━━━━━ Records for processing ━━━━━

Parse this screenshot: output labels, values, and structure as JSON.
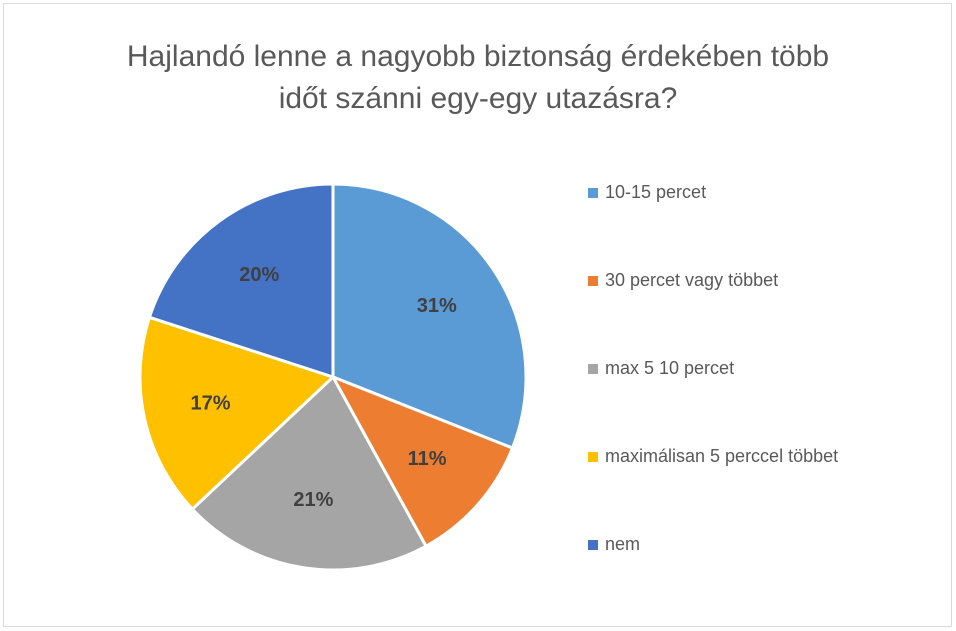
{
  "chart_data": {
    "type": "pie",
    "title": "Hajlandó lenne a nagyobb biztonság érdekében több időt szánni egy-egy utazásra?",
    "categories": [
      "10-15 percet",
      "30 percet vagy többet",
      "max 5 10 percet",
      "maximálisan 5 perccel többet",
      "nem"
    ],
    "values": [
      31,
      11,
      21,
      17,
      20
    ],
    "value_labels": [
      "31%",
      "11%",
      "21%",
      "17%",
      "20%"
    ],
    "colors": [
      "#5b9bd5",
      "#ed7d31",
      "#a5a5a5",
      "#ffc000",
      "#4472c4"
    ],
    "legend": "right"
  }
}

━━━━━
━━━━━ Records for processing ━━━━━

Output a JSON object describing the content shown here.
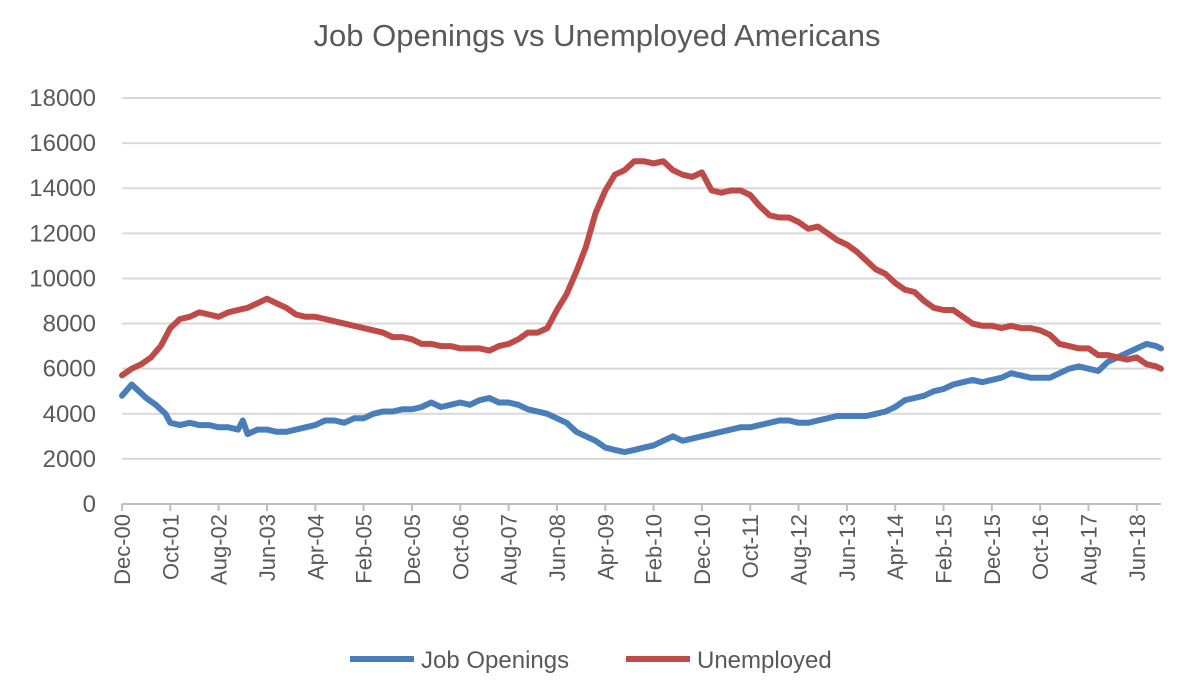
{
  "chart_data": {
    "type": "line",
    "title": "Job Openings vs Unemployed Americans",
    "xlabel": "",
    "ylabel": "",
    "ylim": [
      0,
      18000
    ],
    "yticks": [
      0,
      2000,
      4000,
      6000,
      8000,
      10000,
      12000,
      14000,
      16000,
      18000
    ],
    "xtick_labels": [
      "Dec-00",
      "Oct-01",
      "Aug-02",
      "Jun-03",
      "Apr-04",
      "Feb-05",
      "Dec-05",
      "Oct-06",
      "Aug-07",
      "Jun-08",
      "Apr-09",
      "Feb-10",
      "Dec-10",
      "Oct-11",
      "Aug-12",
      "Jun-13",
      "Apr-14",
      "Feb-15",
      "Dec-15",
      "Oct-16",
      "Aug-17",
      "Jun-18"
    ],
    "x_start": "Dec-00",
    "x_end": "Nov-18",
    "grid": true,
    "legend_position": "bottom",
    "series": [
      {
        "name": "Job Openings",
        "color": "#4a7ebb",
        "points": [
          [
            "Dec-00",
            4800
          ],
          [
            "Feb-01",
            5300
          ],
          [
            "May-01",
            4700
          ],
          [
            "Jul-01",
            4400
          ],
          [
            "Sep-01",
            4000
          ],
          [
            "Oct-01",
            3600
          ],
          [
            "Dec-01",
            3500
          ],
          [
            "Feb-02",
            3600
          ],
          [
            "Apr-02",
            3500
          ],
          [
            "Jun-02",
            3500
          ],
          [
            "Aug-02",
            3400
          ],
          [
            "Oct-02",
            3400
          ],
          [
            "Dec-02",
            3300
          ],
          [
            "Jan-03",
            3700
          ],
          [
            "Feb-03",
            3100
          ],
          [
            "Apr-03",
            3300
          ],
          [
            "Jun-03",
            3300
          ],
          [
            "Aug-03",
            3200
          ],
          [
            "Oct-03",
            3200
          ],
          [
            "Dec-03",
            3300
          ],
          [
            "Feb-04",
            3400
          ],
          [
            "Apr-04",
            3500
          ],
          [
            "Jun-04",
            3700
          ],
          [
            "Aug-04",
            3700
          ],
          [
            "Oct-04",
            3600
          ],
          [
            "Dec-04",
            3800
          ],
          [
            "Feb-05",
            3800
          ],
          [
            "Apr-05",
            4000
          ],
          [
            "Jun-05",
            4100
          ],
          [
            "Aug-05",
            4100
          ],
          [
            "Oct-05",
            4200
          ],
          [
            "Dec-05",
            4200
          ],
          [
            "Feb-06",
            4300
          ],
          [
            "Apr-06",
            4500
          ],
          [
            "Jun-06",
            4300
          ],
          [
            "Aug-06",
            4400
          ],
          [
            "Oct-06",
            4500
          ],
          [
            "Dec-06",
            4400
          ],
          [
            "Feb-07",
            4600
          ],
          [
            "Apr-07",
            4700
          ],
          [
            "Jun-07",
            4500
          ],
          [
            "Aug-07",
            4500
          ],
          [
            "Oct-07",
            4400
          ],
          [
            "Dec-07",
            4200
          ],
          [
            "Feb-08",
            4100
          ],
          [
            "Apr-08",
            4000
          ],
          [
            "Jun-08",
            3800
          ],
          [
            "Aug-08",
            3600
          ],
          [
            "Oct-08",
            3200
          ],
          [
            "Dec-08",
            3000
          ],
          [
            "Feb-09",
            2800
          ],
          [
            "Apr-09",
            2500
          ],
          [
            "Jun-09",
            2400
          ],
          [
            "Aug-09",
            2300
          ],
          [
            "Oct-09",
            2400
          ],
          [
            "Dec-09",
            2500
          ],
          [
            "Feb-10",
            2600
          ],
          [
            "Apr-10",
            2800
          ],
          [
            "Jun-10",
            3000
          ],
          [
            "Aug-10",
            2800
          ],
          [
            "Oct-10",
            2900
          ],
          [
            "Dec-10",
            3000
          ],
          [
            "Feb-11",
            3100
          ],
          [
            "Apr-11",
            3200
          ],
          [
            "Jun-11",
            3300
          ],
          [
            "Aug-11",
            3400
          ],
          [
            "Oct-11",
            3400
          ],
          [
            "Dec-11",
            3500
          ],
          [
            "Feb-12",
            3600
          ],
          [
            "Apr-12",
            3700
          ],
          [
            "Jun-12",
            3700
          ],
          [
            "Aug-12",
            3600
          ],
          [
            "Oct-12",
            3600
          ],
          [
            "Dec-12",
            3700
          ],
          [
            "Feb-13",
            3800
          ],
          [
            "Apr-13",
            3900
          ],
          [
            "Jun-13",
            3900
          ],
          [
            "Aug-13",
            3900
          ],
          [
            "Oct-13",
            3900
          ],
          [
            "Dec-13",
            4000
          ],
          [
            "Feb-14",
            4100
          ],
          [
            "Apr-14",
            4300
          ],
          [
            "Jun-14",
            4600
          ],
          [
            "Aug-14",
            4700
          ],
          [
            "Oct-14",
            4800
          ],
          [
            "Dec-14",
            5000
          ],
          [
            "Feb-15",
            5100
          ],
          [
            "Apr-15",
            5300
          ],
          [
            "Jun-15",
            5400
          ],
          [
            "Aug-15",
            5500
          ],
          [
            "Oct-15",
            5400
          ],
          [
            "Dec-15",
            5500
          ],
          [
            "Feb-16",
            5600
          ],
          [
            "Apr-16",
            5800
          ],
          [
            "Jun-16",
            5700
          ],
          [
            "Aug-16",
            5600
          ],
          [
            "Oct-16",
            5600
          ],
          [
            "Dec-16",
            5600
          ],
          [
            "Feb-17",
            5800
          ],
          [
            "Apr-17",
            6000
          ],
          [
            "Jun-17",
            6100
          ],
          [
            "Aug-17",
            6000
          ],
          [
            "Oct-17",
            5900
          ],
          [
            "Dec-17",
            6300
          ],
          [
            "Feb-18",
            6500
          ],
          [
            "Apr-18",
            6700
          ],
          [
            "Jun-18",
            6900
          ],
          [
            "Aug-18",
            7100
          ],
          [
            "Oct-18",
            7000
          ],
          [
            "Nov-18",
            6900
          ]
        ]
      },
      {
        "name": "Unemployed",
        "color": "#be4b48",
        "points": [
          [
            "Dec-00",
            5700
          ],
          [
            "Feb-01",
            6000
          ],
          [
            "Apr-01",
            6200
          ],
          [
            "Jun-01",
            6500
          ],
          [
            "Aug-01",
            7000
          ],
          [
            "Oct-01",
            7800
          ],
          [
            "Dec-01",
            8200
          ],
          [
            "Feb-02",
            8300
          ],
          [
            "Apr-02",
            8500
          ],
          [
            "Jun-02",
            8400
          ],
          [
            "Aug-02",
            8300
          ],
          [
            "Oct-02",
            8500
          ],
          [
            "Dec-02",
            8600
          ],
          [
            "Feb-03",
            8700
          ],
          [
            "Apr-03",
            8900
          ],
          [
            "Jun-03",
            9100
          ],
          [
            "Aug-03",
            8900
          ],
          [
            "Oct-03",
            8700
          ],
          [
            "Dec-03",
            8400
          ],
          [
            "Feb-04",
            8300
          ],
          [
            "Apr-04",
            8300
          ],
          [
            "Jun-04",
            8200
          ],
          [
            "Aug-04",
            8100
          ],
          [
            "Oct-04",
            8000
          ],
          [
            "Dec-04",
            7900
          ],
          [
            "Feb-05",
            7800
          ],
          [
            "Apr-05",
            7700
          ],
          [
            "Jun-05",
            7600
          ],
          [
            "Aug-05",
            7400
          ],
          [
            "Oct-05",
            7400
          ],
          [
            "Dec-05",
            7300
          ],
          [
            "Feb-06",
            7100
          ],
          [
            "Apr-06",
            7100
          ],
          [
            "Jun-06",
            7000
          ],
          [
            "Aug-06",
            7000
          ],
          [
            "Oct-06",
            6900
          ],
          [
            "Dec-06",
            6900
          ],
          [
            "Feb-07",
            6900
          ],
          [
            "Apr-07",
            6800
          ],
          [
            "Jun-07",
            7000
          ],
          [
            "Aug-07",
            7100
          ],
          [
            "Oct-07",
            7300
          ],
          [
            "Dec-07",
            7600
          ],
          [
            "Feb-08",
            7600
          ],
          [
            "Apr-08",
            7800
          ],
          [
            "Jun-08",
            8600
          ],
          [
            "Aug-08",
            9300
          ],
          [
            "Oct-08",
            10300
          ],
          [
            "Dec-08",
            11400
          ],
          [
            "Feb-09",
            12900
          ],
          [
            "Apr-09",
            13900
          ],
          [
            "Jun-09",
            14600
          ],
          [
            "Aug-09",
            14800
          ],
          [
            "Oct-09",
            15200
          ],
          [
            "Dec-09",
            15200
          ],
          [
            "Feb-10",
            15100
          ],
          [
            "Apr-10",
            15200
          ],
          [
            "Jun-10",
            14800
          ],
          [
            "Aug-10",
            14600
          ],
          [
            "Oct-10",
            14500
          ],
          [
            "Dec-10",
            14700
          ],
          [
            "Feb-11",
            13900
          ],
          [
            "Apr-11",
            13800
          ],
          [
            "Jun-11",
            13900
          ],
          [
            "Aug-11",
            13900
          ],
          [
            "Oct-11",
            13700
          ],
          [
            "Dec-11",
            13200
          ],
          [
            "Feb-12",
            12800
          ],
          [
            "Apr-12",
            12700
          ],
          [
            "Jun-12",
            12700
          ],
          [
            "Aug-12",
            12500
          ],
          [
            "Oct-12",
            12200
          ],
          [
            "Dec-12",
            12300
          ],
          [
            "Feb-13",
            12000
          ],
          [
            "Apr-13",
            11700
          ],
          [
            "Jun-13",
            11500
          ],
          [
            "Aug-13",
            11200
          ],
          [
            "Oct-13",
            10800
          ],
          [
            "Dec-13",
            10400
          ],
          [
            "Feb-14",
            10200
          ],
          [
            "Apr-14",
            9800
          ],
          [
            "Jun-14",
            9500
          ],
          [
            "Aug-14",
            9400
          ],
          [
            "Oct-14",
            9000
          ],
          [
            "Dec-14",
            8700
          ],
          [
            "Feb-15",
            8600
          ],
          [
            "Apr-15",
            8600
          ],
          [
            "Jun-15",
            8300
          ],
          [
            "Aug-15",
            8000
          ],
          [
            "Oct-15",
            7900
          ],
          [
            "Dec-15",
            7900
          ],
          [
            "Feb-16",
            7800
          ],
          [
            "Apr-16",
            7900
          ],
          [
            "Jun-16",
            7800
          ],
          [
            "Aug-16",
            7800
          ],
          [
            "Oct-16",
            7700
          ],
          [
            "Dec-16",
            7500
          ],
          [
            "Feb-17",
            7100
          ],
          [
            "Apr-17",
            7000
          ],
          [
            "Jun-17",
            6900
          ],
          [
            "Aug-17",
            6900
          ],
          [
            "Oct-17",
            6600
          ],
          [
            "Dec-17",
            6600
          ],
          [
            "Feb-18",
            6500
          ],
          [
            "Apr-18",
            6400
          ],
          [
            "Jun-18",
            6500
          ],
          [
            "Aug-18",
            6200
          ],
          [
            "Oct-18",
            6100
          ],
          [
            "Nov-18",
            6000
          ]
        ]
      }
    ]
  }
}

━━━━━
━━━━━ Records for processing ━━━━━

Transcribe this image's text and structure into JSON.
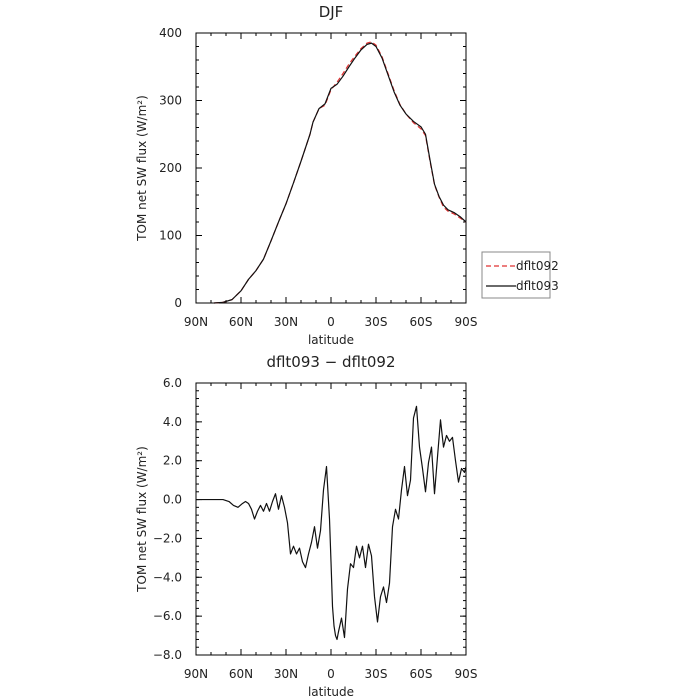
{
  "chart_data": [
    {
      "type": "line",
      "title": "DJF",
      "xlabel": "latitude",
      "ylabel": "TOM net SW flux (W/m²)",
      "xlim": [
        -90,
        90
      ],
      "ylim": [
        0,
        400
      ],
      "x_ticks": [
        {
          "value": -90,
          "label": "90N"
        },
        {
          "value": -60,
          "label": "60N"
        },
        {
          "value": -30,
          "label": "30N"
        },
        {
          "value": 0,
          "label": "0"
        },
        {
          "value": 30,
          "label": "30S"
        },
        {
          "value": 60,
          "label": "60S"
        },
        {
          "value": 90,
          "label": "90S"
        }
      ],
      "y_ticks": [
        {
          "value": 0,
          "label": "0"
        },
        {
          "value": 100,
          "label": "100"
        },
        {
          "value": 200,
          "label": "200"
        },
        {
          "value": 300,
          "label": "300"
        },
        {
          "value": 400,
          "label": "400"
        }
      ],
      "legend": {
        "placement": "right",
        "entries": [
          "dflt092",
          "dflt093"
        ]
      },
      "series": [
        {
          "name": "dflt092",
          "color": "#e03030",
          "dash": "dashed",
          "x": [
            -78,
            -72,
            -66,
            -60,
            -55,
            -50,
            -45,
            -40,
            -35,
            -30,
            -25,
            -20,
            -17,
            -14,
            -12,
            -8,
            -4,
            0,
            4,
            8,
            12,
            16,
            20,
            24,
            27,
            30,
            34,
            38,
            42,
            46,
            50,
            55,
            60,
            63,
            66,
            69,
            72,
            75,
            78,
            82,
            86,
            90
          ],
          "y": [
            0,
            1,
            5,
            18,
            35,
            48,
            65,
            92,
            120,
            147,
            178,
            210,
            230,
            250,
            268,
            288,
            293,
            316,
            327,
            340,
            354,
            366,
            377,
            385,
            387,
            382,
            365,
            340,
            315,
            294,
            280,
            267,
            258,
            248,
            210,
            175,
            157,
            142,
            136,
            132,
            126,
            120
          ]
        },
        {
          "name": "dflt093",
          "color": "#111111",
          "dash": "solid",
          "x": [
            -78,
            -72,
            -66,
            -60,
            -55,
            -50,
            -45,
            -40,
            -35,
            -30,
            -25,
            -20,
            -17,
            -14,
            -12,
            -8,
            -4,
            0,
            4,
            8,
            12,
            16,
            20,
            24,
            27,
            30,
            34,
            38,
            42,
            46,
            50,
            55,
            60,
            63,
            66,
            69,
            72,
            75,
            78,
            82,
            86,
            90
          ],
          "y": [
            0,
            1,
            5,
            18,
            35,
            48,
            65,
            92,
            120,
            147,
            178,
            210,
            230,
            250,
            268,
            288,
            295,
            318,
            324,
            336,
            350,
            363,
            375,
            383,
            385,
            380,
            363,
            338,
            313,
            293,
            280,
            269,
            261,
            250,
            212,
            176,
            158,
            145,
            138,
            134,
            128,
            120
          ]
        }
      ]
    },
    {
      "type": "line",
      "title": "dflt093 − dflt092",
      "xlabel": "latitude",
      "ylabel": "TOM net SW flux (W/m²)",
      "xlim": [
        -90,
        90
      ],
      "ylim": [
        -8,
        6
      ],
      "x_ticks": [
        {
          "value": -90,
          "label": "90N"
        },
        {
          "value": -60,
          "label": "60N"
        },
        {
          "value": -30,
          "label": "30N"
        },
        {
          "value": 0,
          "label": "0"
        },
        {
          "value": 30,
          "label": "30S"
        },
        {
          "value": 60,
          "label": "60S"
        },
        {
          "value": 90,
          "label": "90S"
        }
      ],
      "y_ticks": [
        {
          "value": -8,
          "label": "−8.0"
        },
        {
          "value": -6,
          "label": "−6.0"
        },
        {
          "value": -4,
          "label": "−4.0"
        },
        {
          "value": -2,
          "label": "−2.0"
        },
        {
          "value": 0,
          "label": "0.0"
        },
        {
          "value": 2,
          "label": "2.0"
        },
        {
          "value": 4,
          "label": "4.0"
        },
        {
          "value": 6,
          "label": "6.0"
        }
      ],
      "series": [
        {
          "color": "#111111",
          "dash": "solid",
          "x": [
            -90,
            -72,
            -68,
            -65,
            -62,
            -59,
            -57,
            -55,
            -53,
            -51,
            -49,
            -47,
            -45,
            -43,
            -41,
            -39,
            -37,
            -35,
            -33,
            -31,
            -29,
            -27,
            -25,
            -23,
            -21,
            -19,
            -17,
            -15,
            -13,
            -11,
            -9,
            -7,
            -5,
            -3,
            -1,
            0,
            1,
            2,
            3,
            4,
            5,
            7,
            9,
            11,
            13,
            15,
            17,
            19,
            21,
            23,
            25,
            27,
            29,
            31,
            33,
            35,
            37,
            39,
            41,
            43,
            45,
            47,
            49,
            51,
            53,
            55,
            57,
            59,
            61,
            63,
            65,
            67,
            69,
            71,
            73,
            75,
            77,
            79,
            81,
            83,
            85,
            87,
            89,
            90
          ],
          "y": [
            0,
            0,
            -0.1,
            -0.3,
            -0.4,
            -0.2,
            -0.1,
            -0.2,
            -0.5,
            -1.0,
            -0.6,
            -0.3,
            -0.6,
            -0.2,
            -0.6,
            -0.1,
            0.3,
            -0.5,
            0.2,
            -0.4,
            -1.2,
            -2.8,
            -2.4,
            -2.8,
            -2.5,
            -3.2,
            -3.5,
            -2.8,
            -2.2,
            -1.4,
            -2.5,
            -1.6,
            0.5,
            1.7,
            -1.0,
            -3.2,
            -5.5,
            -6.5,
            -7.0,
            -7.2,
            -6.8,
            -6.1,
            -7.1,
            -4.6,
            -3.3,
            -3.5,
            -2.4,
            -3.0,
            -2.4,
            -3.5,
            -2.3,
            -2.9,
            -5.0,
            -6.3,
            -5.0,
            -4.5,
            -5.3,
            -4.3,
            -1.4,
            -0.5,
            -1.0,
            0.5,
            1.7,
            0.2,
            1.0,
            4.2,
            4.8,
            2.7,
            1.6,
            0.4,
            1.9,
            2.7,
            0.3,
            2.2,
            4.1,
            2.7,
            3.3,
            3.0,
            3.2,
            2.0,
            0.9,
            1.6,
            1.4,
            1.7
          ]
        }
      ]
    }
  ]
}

━━━━━

Aim.
Count all lines of the data that include "percet". The answer is the number alone.

Expected output.
3